= OBJECTIVE =
Keep the pictures out and restate every record exactly.
※
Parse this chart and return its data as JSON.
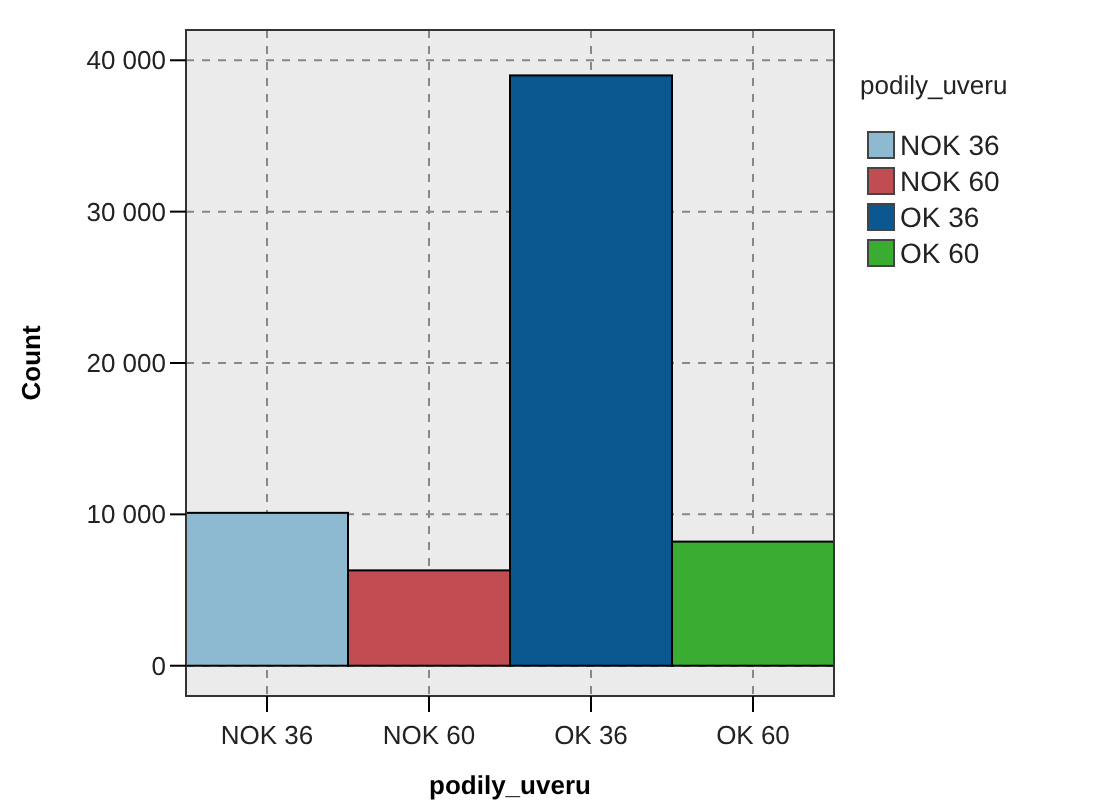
{
  "chart_data": {
    "type": "bar",
    "xlabel": "podily_uveru",
    "ylabel": "Count",
    "legend_title": "podily_uveru",
    "categories": [
      "NOK 36",
      "NOK 60",
      "OK 36",
      "OK 60"
    ],
    "series": [
      {
        "name": "NOK 36",
        "color": "#8db9d1",
        "values": [
          10100,
          null,
          null,
          null
        ]
      },
      {
        "name": "NOK 60",
        "color": "#c14d52",
        "values": [
          null,
          6300,
          null,
          null
        ]
      },
      {
        "name": "OK 36",
        "color": "#0b5890",
        "values": [
          null,
          null,
          39000,
          null
        ]
      },
      {
        "name": "OK 60",
        "color": "#3aac32",
        "values": [
          null,
          null,
          null,
          8200
        ]
      }
    ],
    "ylim": [
      -2000,
      42000
    ],
    "yticks": [
      {
        "value": 0,
        "label": "0"
      },
      {
        "value": 10000,
        "label": "10 000"
      },
      {
        "value": 20000,
        "label": "20 000"
      },
      {
        "value": 30000,
        "label": "30 000"
      },
      {
        "value": 40000,
        "label": "40 000"
      }
    ],
    "grid": true,
    "legend": "right"
  }
}
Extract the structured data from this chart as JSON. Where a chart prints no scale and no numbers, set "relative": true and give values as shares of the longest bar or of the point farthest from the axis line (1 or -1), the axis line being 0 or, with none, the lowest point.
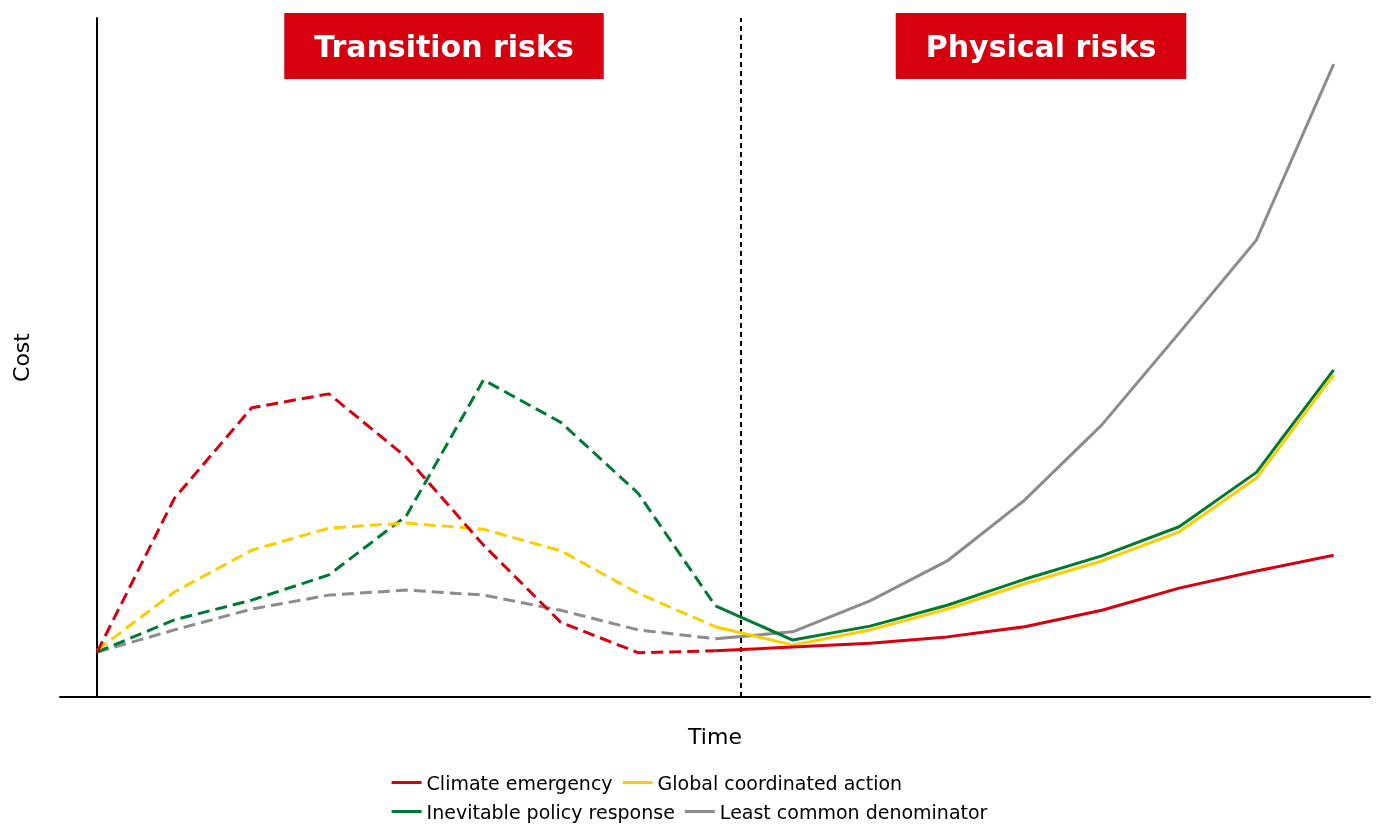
{
  "chart_data": {
    "type": "line",
    "relative": true,
    "xlabel": "Time",
    "ylabel": "Cost",
    "legend": "bottom",
    "grid": false,
    "marker": "none",
    "categories": [
      null,
      null,
      null,
      null,
      null,
      null,
      null,
      null,
      null,
      null,
      null,
      null,
      null,
      null,
      null,
      null,
      null
    ],
    "annotations": [
      "Transition risks",
      "Physical risks"
    ],
    "series": [
      {
        "name": "Climate emergency",
        "color": "#d7000f",
        "line_style": "dashed",
        "values": [
          0.071,
          0.314,
          0.457,
          0.479,
          0.379,
          0.24,
          0.118,
          0.07,
          0.073,
          null,
          null,
          null,
          null,
          null,
          null,
          null,
          null
        ]
      },
      {
        "color": "#d7000f",
        "line_style": "solid",
        "values": [
          null,
          null,
          null,
          null,
          null,
          null,
          null,
          null,
          0.073,
          0.079,
          0.085,
          0.095,
          0.111,
          0.137,
          0.172,
          0.199,
          0.224
        ]
      },
      {
        "name": "Global coordinated action",
        "color": "#ffcc00",
        "line_style": "dashed",
        "values": [
          0.074,
          0.166,
          0.232,
          0.267,
          0.275,
          0.265,
          0.231,
          0.164,
          0.111,
          null,
          null,
          null,
          null,
          null,
          null,
          null,
          null
        ]
      },
      {
        "color": "#ffcc00",
        "line_style": "solid",
        "values": [
          null,
          null,
          null,
          null,
          null,
          null,
          null,
          null,
          0.111,
          0.082,
          0.106,
          0.139,
          0.179,
          0.215,
          0.261,
          0.346,
          0.509
        ]
      },
      {
        "name": "Inevitable policy response",
        "color": "#007a33",
        "line_style": "dashed",
        "values": [
          0.071,
          0.122,
          0.153,
          0.193,
          0.286,
          0.501,
          0.434,
          0.322,
          0.144,
          null,
          null,
          null,
          null,
          null,
          null,
          null,
          null
        ]
      },
      {
        "color": "#007a33",
        "line_style": "solid",
        "values": [
          null,
          null,
          null,
          null,
          null,
          null,
          null,
          null,
          0.144,
          0.09,
          0.112,
          0.145,
          0.186,
          0.223,
          0.269,
          0.355,
          0.517
        ]
      },
      {
        "name": "Least common denominator",
        "color": "#8c8c8c",
        "line_style": "dashed",
        "values": [
          0.071,
          0.106,
          0.139,
          0.161,
          0.169,
          0.161,
          0.137,
          0.106,
          0.092,
          null,
          null,
          null,
          null,
          null,
          null,
          null,
          null
        ]
      },
      {
        "color": "#8c8c8c",
        "line_style": "solid",
        "values": [
          null,
          null,
          null,
          null,
          null,
          null,
          null,
          null,
          0.092,
          0.103,
          0.152,
          0.215,
          0.311,
          0.43,
          0.575,
          0.722,
          1
        ]
      }
    ]
  }
}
※
= SOLUTION FOR THIS TASK =
Parse this chart and return its data as JSON.
{
  "chart_data": {
    "type": "bar",
    "xlabel": "podily_uveru",
    "ylabel": "Count",
    "legend_title": "podily_uveru",
    "categories": [
      "NOK 36",
      "NOK 60",
      "OK 36",
      "OK 60"
    ],
    "series": [
      {
        "name": "NOK 36",
        "color": "#8db9d1",
        "values": [
          10100,
          null,
          null,
          null
        ]
      },
      {
        "name": "NOK 60",
        "color": "#c14d52",
        "values": [
          null,
          6300,
          null,
          null
        ]
      },
      {
        "name": "OK 36",
        "color": "#0b5890",
        "values": [
          null,
          null,
          39000,
          null
        ]
      },
      {
        "name": "OK 60",
        "color": "#3aac32",
        "values": [
          null,
          null,
          null,
          8200
        ]
      }
    ],
    "ylim": [
      -2000,
      42000
    ],
    "yticks": [
      {
        "value": 0,
        "label": "0"
      },
      {
        "value": 10000,
        "label": "10 000"
      },
      {
        "value": 20000,
        "label": "20 000"
      },
      {
        "value": 30000,
        "label": "30 000"
      },
      {
        "value": 40000,
        "label": "40 000"
      }
    ],
    "grid": true,
    "legend": "right"
  }
}
Extract the structured data from this chart as JSON. Where a chart prints no scale and no numbers, set "relative": true and give values as shares of the longest bar or of the point farthest from the axis line (1 or -1), the axis line being 0 or, with none, the lowest point.
{
  "chart_data": {
    "type": "line",
    "relative": true,
    "xlabel": "Time",
    "ylabel": "Cost",
    "legend": "bottom",
    "grid": false,
    "marker": "none",
    "categories": [
      null,
      null,
      null,
      null,
      null,
      null,
      null,
      null,
      null,
      null,
      null,
      null,
      null,
      null,
      null,
      null,
      null
    ],
    "annotations": [
      "Transition risks",
      "Physical risks"
    ],
    "series": [
      {
        "name": "Climate emergency",
        "color": "#d7000f",
        "line_style": "dashed",
        "values": [
          0.071,
          0.314,
          0.457,
          0.479,
          0.379,
          0.24,
          0.118,
          0.07,
          0.073,
          null,
          null,
          null,
          null,
          null,
          null,
          null,
          null
        ]
      },
      {
        "color": "#d7000f",
        "line_style": "solid",
        "values": [
          null,
          null,
          null,
          null,
          null,
          null,
          null,
          null,
          0.073,
          0.079,
          0.085,
          0.095,
          0.111,
          0.137,
          0.172,
          0.199,
          0.224
        ]
      },
      {
        "name": "Global coordinated action",
        "color": "#ffcc00",
        "line_style": "dashed",
        "values": [
          0.074,
          0.166,
          0.232,
          0.267,
          0.275,
          0.265,
          0.231,
          0.164,
          0.111,
          null,
          null,
          null,
          null,
          null,
          null,
          null,
          null
        ]
      },
      {
        "color": "#ffcc00",
        "line_style": "solid",
        "values": [
          null,
          null,
          null,
          null,
          null,
          null,
          null,
          null,
          0.111,
          0.082,
          0.106,
          0.139,
          0.179,
          0.215,
          0.261,
          0.346,
          0.509
        ]
      },
      {
        "name": "Inevitable policy response",
        "color": "#007a33",
        "line_style": "dashed",
        "values": [
          0.071,
          0.122,
          0.153,
          0.193,
          0.286,
          0.501,
          0.434,
          0.322,
          0.144,
          null,
          null,
          null,
          null,
          null,
          null,
          null,
          null
        ]
      },
      {
        "color": "#007a33",
        "line_style": "solid",
        "values": [
          null,
          null,
          null,
          null,
          null,
          null,
          null,
          null,
          0.144,
          0.09,
          0.112,
          0.145,
          0.186,
          0.223,
          0.269,
          0.355,
          0.517
        ]
      },
      {
        "name": "Least common denominator",
        "color": "#8c8c8c",
        "line_style": "dashed",
        "values": [
          0.071,
          0.106,
          0.139,
          0.161,
          0.169,
          0.161,
          0.137,
          0.106,
          0.092,
          null,
          null,
          null,
          null,
          null,
          null,
          null,
          null
        ]
      },
      {
        "color": "#8c8c8c",
        "line_style": "solid",
        "values": [
          null,
          null,
          null,
          null,
          null,
          null,
          null,
          null,
          0.092,
          0.103,
          0.152,
          0.215,
          0.311,
          0.43,
          0.575,
          0.722,
          1
        ]
      }
    ]
  }
}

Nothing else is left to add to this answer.